*GIVEN RECORDS*:

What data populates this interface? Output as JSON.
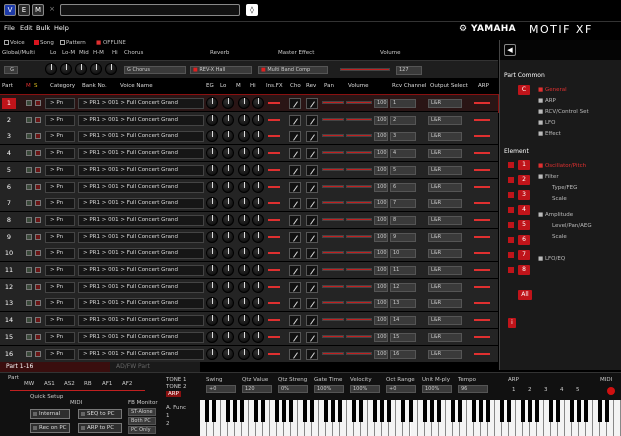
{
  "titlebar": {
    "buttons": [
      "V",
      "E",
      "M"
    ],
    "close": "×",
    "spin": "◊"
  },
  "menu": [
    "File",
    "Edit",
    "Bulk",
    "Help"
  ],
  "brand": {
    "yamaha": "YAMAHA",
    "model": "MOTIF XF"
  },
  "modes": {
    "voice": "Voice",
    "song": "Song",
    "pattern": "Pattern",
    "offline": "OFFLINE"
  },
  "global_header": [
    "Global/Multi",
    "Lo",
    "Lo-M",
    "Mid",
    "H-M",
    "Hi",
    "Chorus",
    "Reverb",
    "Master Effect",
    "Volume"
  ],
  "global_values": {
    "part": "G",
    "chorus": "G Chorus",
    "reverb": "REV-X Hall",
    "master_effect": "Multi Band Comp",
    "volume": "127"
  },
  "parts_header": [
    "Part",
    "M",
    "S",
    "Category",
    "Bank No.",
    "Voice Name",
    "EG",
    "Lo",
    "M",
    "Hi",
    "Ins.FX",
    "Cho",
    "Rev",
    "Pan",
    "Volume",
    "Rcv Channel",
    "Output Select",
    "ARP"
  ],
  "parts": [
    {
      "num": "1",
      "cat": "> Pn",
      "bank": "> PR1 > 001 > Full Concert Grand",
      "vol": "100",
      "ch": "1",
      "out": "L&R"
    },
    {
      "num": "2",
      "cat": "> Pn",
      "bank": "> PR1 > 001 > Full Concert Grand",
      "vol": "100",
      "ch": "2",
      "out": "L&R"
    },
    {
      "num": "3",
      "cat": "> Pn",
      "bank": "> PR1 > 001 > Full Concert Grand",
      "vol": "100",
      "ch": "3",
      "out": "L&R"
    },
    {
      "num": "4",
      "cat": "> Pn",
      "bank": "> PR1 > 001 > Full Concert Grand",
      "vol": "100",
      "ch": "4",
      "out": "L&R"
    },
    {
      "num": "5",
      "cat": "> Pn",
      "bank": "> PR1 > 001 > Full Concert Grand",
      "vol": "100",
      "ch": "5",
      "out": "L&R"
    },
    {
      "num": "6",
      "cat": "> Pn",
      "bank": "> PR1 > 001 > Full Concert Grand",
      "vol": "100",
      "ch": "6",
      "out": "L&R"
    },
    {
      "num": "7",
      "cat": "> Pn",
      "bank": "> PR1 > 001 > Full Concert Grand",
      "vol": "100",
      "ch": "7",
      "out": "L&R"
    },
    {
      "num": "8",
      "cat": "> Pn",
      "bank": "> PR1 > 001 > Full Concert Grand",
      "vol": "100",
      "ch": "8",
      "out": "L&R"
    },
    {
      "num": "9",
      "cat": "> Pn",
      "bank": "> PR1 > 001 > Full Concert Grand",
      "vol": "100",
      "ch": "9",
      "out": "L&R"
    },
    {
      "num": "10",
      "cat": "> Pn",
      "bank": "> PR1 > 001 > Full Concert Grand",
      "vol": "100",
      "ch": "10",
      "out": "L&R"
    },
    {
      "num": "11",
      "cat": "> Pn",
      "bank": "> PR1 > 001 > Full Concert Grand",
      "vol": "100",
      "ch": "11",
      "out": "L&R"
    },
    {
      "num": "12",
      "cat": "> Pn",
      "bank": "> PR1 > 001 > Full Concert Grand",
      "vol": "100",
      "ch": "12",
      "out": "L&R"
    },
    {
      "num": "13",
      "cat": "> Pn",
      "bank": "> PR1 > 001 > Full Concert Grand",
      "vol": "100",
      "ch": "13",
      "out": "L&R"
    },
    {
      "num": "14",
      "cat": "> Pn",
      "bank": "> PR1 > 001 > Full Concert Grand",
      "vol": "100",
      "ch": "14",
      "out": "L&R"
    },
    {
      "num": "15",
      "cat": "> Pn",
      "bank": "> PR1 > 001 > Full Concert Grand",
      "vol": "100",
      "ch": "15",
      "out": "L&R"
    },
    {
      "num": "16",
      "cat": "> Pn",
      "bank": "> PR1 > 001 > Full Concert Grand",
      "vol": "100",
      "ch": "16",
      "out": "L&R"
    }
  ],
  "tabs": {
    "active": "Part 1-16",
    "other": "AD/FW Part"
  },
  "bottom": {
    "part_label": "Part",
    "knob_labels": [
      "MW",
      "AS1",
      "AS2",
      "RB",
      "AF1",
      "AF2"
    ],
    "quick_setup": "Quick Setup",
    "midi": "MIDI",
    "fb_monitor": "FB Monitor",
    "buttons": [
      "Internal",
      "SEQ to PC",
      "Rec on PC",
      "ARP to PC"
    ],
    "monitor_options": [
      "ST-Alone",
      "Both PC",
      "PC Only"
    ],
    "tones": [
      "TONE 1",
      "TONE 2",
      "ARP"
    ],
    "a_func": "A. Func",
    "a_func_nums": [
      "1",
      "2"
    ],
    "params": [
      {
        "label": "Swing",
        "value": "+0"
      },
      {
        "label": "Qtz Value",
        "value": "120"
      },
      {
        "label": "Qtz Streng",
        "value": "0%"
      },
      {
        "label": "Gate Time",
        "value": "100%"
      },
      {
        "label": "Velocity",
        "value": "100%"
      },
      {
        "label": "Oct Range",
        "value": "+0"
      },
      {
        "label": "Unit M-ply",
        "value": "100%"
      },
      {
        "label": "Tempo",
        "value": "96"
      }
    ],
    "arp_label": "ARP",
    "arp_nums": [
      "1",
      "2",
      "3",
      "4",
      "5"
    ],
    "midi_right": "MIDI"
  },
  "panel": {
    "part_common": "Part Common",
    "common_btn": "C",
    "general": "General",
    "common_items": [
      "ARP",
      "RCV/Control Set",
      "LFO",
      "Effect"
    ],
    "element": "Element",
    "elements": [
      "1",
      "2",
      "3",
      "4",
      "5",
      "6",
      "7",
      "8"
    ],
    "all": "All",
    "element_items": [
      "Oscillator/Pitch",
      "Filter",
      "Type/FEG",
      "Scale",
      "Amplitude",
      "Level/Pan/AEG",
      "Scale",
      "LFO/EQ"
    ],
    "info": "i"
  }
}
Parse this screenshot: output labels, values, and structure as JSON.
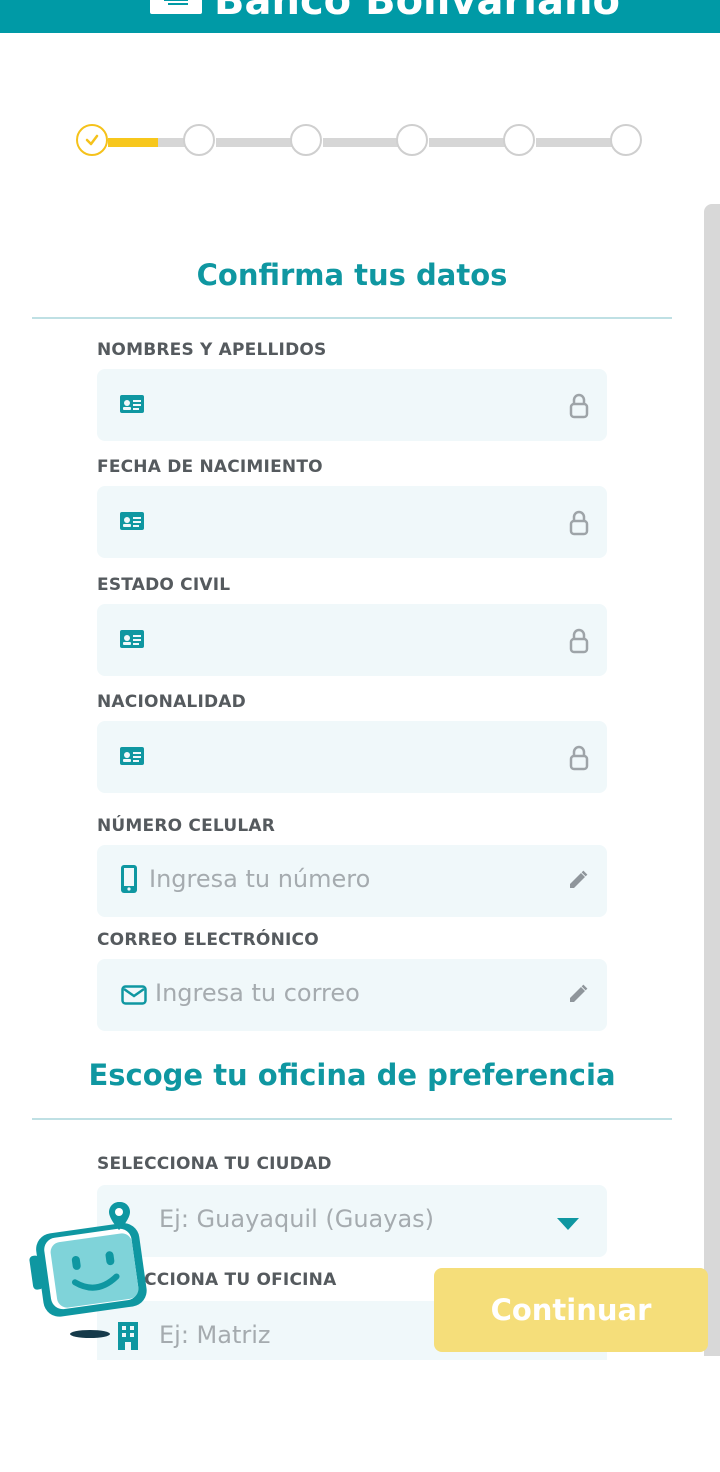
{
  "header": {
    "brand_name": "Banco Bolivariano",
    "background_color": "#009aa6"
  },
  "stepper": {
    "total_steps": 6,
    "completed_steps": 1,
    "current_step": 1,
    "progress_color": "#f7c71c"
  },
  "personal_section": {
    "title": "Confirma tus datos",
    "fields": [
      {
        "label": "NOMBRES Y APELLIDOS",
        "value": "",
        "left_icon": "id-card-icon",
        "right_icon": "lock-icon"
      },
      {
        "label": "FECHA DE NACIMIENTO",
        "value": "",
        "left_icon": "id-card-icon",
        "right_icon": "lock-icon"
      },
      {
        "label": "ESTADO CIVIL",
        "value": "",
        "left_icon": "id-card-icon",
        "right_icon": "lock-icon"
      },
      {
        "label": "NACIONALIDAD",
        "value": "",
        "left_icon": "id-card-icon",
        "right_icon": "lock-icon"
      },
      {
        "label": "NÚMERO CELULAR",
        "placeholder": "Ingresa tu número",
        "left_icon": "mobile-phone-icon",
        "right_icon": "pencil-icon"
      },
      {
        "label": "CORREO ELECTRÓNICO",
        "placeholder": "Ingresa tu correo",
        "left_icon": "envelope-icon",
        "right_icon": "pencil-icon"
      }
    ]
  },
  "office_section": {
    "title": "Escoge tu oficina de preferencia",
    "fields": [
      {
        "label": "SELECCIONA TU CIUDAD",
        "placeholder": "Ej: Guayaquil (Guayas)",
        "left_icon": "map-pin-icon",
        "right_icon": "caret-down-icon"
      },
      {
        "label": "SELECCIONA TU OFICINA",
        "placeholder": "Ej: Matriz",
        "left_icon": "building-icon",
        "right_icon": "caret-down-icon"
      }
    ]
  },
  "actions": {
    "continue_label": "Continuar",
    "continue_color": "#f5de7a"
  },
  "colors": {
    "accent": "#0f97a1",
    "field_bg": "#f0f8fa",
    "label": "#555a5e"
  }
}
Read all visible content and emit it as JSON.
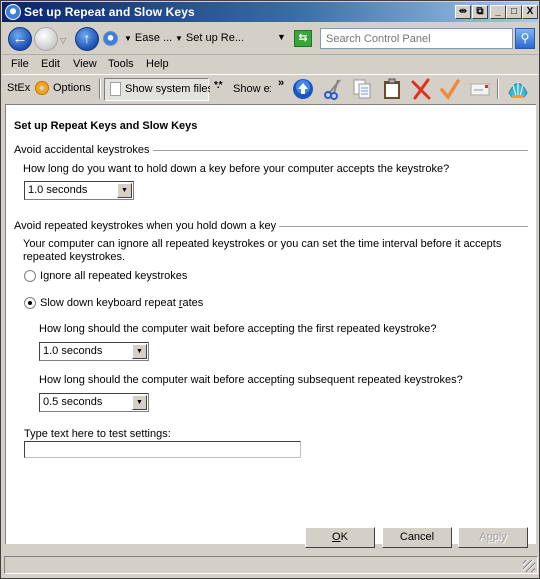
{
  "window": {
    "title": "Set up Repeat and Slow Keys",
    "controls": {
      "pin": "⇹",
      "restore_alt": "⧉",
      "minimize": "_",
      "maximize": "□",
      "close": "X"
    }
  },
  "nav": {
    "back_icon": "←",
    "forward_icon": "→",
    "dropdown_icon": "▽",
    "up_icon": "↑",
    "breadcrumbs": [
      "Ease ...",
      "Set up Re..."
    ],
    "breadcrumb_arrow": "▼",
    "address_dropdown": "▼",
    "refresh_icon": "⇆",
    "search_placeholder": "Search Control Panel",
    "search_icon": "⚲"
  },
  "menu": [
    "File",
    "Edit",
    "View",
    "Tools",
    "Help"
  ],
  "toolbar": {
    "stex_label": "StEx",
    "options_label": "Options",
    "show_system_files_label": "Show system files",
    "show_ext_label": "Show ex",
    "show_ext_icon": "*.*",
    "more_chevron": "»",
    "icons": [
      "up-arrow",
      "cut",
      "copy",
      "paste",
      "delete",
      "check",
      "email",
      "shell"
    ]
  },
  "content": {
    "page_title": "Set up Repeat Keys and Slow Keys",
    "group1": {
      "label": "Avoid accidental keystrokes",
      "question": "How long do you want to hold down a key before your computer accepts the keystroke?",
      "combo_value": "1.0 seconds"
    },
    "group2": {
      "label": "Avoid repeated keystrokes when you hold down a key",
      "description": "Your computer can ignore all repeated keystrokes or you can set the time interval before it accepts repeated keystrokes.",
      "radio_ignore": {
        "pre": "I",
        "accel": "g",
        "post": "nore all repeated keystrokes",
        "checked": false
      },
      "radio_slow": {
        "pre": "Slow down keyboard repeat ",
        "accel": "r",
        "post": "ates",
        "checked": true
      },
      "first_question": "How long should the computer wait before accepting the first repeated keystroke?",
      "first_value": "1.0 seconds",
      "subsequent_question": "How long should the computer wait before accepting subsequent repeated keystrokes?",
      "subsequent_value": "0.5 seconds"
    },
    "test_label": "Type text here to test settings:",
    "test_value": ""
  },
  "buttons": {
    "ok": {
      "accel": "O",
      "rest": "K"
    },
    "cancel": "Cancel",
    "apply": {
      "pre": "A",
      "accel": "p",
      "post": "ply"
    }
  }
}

*WORK TO COMPLETE*: Pull out and copy each line containing the string "SELECCIONA".

*FINAL RESULT*:
        "label": "SELECCIONA TU CIUDAD",
        "label": "SELECCIONA TU OFICINA",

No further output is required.